— start —

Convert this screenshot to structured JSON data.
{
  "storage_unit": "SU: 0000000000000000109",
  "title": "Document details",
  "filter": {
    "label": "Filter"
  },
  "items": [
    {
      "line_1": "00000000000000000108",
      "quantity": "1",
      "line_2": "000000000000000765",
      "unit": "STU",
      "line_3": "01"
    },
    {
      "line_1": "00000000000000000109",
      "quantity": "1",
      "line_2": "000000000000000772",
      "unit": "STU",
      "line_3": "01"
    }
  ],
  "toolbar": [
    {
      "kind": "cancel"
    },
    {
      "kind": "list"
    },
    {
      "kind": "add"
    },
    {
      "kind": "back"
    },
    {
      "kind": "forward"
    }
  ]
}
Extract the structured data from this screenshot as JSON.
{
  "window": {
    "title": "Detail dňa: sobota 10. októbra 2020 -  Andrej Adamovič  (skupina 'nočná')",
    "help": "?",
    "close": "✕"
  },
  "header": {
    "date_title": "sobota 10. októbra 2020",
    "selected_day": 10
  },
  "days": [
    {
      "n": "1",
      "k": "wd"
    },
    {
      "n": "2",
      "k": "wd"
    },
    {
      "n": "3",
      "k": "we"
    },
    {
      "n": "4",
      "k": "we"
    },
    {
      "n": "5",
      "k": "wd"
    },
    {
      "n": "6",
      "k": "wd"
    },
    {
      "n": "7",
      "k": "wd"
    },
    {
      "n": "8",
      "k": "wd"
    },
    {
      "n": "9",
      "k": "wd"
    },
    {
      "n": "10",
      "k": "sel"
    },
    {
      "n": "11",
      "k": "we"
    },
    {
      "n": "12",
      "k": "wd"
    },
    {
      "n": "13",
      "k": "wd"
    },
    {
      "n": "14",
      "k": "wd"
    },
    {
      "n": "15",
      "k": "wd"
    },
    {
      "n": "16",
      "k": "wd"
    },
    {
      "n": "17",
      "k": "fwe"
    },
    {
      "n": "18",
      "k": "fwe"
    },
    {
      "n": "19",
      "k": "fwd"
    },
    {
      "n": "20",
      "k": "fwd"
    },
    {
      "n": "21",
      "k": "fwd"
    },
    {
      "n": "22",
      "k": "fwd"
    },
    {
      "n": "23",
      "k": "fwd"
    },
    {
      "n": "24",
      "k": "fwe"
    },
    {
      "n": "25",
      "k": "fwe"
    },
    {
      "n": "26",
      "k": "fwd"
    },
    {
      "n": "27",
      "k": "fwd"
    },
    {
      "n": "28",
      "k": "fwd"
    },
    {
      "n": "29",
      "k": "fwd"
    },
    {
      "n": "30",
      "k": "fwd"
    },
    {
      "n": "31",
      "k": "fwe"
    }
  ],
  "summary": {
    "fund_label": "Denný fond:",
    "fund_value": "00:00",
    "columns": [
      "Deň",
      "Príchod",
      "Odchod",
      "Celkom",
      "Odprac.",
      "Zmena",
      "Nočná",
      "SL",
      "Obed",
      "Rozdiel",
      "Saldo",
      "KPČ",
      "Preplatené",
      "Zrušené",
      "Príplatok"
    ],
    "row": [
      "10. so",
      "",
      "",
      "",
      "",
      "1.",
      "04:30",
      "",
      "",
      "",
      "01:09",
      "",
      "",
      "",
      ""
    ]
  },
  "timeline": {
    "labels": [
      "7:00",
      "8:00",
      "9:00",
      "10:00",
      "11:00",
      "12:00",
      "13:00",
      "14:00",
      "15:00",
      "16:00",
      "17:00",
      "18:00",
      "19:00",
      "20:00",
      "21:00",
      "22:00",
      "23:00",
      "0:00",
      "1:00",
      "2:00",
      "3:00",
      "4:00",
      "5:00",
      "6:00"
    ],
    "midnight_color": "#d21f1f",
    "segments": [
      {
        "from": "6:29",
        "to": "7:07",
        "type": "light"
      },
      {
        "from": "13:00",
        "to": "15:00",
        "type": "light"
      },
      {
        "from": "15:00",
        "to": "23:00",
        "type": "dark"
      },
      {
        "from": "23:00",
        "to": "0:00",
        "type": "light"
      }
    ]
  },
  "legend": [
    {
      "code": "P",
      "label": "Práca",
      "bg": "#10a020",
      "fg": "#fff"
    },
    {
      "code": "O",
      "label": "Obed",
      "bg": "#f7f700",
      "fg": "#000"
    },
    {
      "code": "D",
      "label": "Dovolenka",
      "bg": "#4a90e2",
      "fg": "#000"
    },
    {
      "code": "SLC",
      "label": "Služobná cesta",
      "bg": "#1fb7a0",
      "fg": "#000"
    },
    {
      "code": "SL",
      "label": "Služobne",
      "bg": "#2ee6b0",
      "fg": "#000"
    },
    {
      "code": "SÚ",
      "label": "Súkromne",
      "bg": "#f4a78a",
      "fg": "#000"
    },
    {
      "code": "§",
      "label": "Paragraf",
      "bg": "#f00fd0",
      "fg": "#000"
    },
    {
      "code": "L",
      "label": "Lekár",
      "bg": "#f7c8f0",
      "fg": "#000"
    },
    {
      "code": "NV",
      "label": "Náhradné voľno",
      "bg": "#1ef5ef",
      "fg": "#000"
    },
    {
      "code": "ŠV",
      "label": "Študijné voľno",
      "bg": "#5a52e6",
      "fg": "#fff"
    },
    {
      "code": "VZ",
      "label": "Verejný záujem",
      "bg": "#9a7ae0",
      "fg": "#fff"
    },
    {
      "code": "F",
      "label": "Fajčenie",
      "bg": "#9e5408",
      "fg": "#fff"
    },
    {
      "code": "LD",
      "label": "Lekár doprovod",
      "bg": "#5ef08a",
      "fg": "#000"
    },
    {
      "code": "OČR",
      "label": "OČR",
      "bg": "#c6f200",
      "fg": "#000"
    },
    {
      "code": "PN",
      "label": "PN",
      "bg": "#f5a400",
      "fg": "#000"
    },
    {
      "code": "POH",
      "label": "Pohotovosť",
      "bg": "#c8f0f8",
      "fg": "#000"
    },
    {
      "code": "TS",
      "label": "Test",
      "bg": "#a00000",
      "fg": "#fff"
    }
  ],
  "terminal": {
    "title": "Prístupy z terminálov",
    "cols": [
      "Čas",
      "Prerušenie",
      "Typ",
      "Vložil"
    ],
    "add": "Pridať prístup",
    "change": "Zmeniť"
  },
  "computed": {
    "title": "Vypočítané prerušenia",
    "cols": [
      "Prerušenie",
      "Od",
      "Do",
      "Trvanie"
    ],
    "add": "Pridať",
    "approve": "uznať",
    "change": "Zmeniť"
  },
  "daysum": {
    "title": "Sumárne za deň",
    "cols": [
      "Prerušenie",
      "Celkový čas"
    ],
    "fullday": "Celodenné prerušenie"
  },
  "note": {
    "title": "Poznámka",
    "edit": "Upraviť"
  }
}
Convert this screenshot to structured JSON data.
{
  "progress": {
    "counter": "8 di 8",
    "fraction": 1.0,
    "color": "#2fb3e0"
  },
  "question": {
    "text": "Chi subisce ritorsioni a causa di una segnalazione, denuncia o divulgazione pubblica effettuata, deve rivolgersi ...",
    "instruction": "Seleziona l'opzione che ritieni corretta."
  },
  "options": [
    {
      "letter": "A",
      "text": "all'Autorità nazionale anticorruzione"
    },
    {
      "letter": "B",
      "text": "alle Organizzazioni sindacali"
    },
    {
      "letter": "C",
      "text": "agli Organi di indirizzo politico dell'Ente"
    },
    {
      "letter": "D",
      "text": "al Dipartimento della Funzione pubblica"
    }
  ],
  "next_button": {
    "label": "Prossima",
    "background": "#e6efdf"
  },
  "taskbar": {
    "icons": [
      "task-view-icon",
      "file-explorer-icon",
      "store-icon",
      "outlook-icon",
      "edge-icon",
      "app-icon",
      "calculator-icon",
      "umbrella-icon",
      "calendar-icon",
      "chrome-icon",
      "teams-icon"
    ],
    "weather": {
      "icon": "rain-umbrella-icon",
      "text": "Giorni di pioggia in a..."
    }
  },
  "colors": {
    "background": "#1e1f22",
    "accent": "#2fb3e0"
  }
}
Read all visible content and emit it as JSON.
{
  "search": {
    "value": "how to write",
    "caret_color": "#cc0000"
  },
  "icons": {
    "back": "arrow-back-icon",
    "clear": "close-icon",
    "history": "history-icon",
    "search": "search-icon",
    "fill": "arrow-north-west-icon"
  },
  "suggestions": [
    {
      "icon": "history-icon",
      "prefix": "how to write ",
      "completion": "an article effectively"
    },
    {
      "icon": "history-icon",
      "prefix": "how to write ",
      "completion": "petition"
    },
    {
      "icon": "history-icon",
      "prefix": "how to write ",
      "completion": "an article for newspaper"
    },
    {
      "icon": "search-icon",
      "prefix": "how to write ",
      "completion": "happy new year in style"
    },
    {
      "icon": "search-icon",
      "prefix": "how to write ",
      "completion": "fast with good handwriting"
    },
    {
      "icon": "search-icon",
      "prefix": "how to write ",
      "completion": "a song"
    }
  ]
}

— end —

# EXERCISE INSTRUCTIONS
Find out how many lines in the listing contain the string "from". Give the number alone.

# ANSWER TO THIS PROBLEM
5